EXTRACT PROVIDED
────────

Saturday, December 24, 2016

Christmas Classics? Bah Humbug


Happy Holidays!

It really is the most wonderful time of the year, isn't it? People are nicer, commutes are easier, and we're all pretending the brutal, interminable chill of January and February will never happen. Yay! Christmas!

One of my (and maybe your?) favorite things about the holiday season is the Christmas classics. Frosty the Snowman, Rudolph, the Grinch. I have fond memories of cold nights, hot chocolate with plump marshmallows, and hearts growing three sizes.

As I've gotten older, these classics aren't really must-see TV anymore. Sure, if I'm home with my mom and sister for the holiday, we might relive a half hour of magic, but mostly, I've moved on. That is, until it was time to introduce them to my own children. And this year, with Annabelle at the ripe old age of 3, I couldn't wait to share the joy.

It, um, didn't go well.

────────

[Labeled region entries]
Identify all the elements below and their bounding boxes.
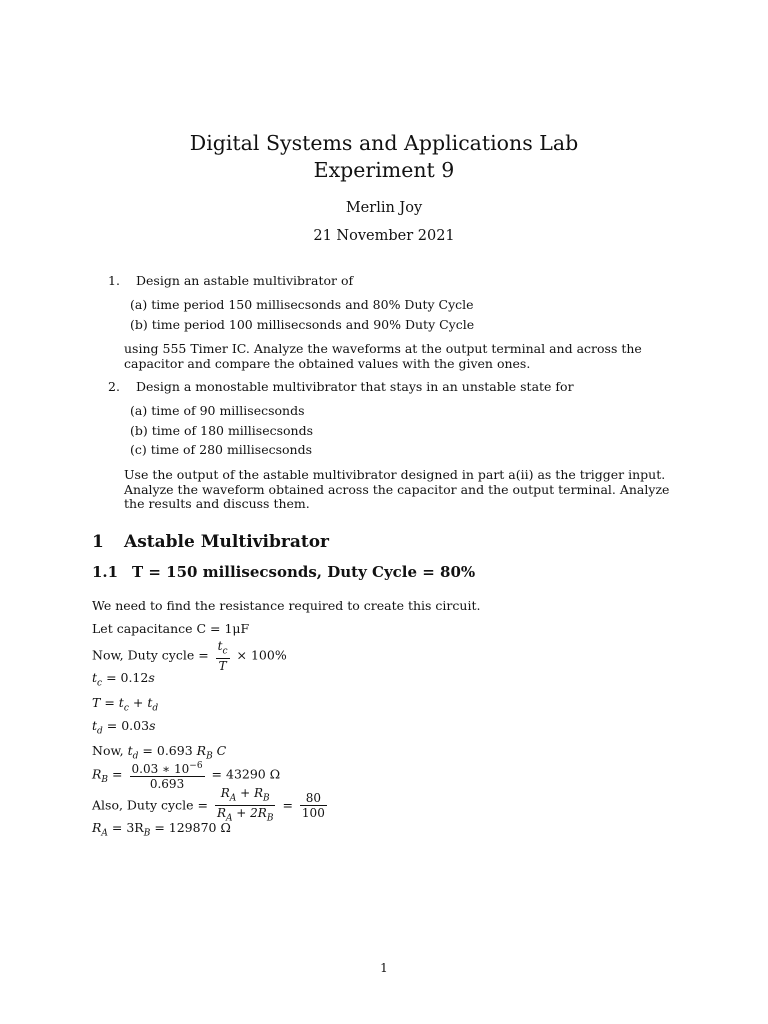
body-capacitance: Let capacitance C = 1μF (92, 621, 250, 636)
subsection-title: T = 150 millisecsonds, Duty Cycle = 80% (132, 563, 476, 581)
T-equation: $T = t_c + t_d$ (92, 695, 159, 714)
subitem-text: time of 90 millisecsonds (151, 403, 305, 418)
subitem-label: (a) (130, 297, 148, 312)
paper-author: Merlin Joy (345, 200, 423, 216)
subitem-text: time of 280 millisecsonds (150, 442, 313, 457)
duty-fraction: $\frac{t_c}{T}$ (217, 639, 228, 674)
subitem-text: time of 180 millisecsonds (151, 423, 314, 438)
task-1 (108, 274, 353, 289)
rb-equation: $R_B$ = $\frac{0.03 ∗ 10^{-6}}{0.693}$ = 43290 Ω (92, 761, 281, 791)
task-2-text: Design a monostable multivibrator that stays in an unstable state for (136, 379, 574, 394)
section-1-heading (92, 532, 329, 552)
task-2-footer: Use the output of the astable multivibrator designed in part a(ii) as the trigger input. Analyze the waveform obtained across the capacitor and the output terminal. Analyze the results and discuss them. (124, 467, 670, 511)
paper-title-line1: Digital Systems and Applications Lab (189, 131, 579, 155)
paper-title-line2: Experiment 9 (313, 158, 455, 182)
subsection-1-1-heading (92, 563, 475, 581)
task-2-subitem-c (130, 443, 312, 458)
subitem-text: time period 100 millisecsonds and 90% Duty Cycle (151, 317, 475, 332)
subitem-label: (b) (130, 423, 148, 438)
td-equation: $t_d = 0.03s$ (92, 718, 156, 737)
task-1-number: 1. (108, 273, 120, 288)
resistor-ratio-fraction: $\frac{R_A + R_B}{R_A + 2R_B}$ (216, 786, 274, 824)
subitem-label: (a) (130, 403, 148, 418)
subsection-number: 1.1 (92, 563, 119, 581)
section-title: Astable Multivibrator (124, 532, 329, 552)
task-2-subitem-a (130, 404, 305, 419)
rb-fraction: $\frac{0.03 ∗ 10^{-6}}{0.693}$ (131, 761, 203, 791)
task-2-number: 2. (108, 379, 120, 394)
subitem-label: (c) (130, 442, 147, 457)
also-duty-equation: Also, Duty cycle = $\frac{R_A + R_B}{R_A + 2R_B}$ = $\frac{80}{100}$ (92, 786, 325, 824)
page-number: 1 (380, 961, 388, 975)
task-1-subitem-b (130, 318, 474, 333)
task-1-subitem-a (130, 298, 474, 313)
body-intro: We need to find the resistance required to create this circuit. (92, 598, 481, 613)
task-2-subitem-b (130, 424, 313, 439)
ra-equation: $R_A = 3R_B = 129870$ Ω (92, 820, 231, 839)
paper-date: 21 November 2021 (313, 228, 455, 244)
subitem-text: time period 150 millisecsonds and 80% Duty Cycle (151, 297, 474, 312)
section-number: 1 (92, 532, 104, 552)
task-2 (108, 380, 574, 395)
task-1-text: Design an astable multivibrator of (136, 273, 354, 288)
tc-equation: $t_c = 0.12s$ (92, 670, 155, 689)
percentage-fraction: $\frac{80}{100}$ (301, 791, 325, 821)
task-1-footer: using 555 Timer IC. Analyze the waveforms at the output terminal and across the capacitor and compare the obtained values with the given ones. (124, 341, 642, 371)
subitem-label: (b) (130, 317, 148, 332)
td-rc-equation: Now, $t_d = 0.693$ $R_B$ C (92, 743, 227, 762)
duty-cycle-equation: Now, Duty cycle = $\frac{t_c}{T}$ × 100% (92, 639, 287, 674)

────────

WHAT THE TASK REQUIRES
List each Christmas classic that the holiday blog post names.

ANSWER TO THE EXERCISE
Frosty the Snowman, Rudolph, the Grinch